EXTRACTED MATERIAL —
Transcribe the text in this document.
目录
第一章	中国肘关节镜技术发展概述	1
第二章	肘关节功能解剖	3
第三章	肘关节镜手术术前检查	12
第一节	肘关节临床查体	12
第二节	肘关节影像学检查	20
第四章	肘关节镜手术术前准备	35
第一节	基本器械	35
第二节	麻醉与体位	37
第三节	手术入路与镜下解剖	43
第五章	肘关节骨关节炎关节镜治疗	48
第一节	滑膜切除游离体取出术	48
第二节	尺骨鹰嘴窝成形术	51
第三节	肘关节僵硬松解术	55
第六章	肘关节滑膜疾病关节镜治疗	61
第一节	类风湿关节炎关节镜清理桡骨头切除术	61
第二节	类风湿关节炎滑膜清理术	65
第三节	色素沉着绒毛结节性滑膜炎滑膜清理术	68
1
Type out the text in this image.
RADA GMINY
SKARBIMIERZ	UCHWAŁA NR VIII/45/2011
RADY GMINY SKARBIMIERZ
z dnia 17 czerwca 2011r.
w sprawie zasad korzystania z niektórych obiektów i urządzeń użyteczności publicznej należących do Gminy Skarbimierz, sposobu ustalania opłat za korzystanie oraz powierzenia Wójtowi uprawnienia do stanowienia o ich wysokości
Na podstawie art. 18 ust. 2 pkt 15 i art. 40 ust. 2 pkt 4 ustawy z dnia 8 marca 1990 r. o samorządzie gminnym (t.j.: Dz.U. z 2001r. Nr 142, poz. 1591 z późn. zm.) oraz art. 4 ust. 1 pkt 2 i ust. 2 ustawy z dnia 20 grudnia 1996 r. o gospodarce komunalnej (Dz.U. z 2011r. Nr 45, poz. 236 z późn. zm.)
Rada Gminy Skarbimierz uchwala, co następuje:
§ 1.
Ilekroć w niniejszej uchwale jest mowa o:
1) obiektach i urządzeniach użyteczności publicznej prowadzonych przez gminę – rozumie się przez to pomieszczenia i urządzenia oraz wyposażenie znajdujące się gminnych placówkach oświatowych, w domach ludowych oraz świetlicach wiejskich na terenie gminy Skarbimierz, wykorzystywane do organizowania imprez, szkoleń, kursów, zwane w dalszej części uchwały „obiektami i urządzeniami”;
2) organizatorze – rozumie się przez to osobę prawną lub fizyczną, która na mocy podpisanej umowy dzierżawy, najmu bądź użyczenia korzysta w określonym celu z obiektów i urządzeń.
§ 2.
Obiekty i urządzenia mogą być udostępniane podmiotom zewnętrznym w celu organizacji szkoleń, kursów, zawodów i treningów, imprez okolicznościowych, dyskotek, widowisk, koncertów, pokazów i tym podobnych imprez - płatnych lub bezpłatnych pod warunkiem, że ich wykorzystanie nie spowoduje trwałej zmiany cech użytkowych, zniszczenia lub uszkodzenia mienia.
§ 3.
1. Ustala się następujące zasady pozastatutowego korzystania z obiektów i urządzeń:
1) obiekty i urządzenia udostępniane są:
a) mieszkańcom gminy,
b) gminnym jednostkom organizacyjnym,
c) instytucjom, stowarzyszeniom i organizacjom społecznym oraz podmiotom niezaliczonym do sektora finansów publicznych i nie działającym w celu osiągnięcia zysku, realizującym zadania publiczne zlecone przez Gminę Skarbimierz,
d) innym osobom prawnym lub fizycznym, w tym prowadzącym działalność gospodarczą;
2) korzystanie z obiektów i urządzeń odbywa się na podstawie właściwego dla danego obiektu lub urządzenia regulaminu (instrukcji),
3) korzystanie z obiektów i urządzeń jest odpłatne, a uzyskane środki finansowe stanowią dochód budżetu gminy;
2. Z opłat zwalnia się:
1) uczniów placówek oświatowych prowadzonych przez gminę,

EXERCISE TASK — Copy the material above verbatim.

WRITTEN SOLUTION —
Transcribe the text in this document.
目录
第一章	中国肘关节镜技术发展概述	1
第二章	肘关节功能解剖	3
第三章	肘关节镜手术术前检查	12
第一节	肘关节临床查体	12
第二节	肘关节影像学检查	20
第四章	肘关节镜手术术前准备	35
第一节	基本器械	35
第二节	麻醉与体位	37
第三节	手术入路与镜下解剖	43
第五章	肘关节骨关节炎关节镜治疗	48
第一节	滑膜切除游离体取出术	48
第二节	尺骨鹰嘴窝成形术	51
第三节	肘关节僵硬松解术	55
第六章	肘关节滑膜疾病关节镜治疗	61
第一节	类风湿关节炎关节镜清理桡骨头切除术	61
第二节	类风湿关节炎滑膜清理术	65
第三节	色素沉着绒毛结节性滑膜炎滑膜清理术	68
1
Type out the text in this image.
RADA GMINY
SKARBIMIERZ	UCHWAŁA NR VIII/45/2011
RADY GMINY SKARBIMIERZ
z dnia 17 czerwca 2011r.
w sprawie zasad korzystania z niektórych obiektów i urządzeń użyteczności publicznej należących do Gminy Skarbimierz, sposobu ustalania opłat za korzystanie oraz powierzenia Wójtowi uprawnienia do stanowienia o ich wysokości
Na podstawie art. 18 ust. 2 pkt 15 i art. 40 ust. 2 pkt 4 ustawy z dnia 8 marca 1990 r. o samorządzie gminnym (t.j.: Dz.U. z 2001r. Nr 142, poz. 1591 z późn. zm.) oraz art. 4 ust. 1 pkt 2 i ust. 2 ustawy z dnia 20 grudnia 1996 r. o gospodarce komunalnej (Dz.U. z 2011r. Nr 45, poz. 236 z późn. zm.)
Rada Gminy Skarbimierz uchwala, co następuje:
§ 1.
Ilekroć w niniejszej uchwale jest mowa o:
1) obiektach i urządzeniach użyteczności publicznej prowadzonych przez gminę – rozumie się przez to pomieszczenia i urządzenia oraz wyposażenie znajdujące się gminnych placówkach oświatowych, w domach ludowych oraz świetlicach wiejskich na terenie gminy Skarbimierz, wykorzystywane do organizowania imprez, szkoleń, kursów, zwane w dalszej części uchwały „obiektami i urządzeniami”;
2) organizatorze – rozumie się przez to osobę prawną lub fizyczną, która na mocy podpisanej umowy dzierżawy, najmu bądź użyczenia korzysta w określonym celu z obiektów i urządzeń.
§ 2.
Obiekty i urządzenia mogą być udostępniane podmiotom zewnętrznym w celu organizacji szkoleń, kursów, zawodów i treningów, imprez okolicznościowych, dyskotek, widowisk, koncertów, pokazów i tym podobnych imprez - płatnych lub bezpłatnych pod warunkiem, że ich wykorzystanie nie spowoduje trwałej zmiany cech użytkowych, zniszczenia lub uszkodzenia mienia.
§ 3.
1. Ustala się następujące zasady pozastatutowego korzystania z obiektów i urządzeń:
1) obiekty i urządzenia udostępniane są:
a) mieszkańcom gminy,
b) gminnym jednostkom organizacyjnym,
c) instytucjom, stowarzyszeniom i organizacjom społecznym oraz podmiotom niezaliczonym do sektora finansów publicznych i nie działającym w celu osiągnięcia zysku, realizującym zadania publiczne zlecone przez Gminę Skarbimierz,
d) innym osobom prawnym lub fizycznym, w tym prowadzącym działalność gospodarczą;
2) korzystanie z obiektów i urządzeń odbywa się na podstawie właściwego dla danego obiektu lub urządzenia regulaminu (instrukcji),
3) korzystanie z obiektów i urządzeń jest odpłatne, a uzyskane środki finansowe stanowią dochód budżetu gminy;
2. Z opłat zwalnia się:
1) uczniów placówek oświatowych prowadzonych przez gminę,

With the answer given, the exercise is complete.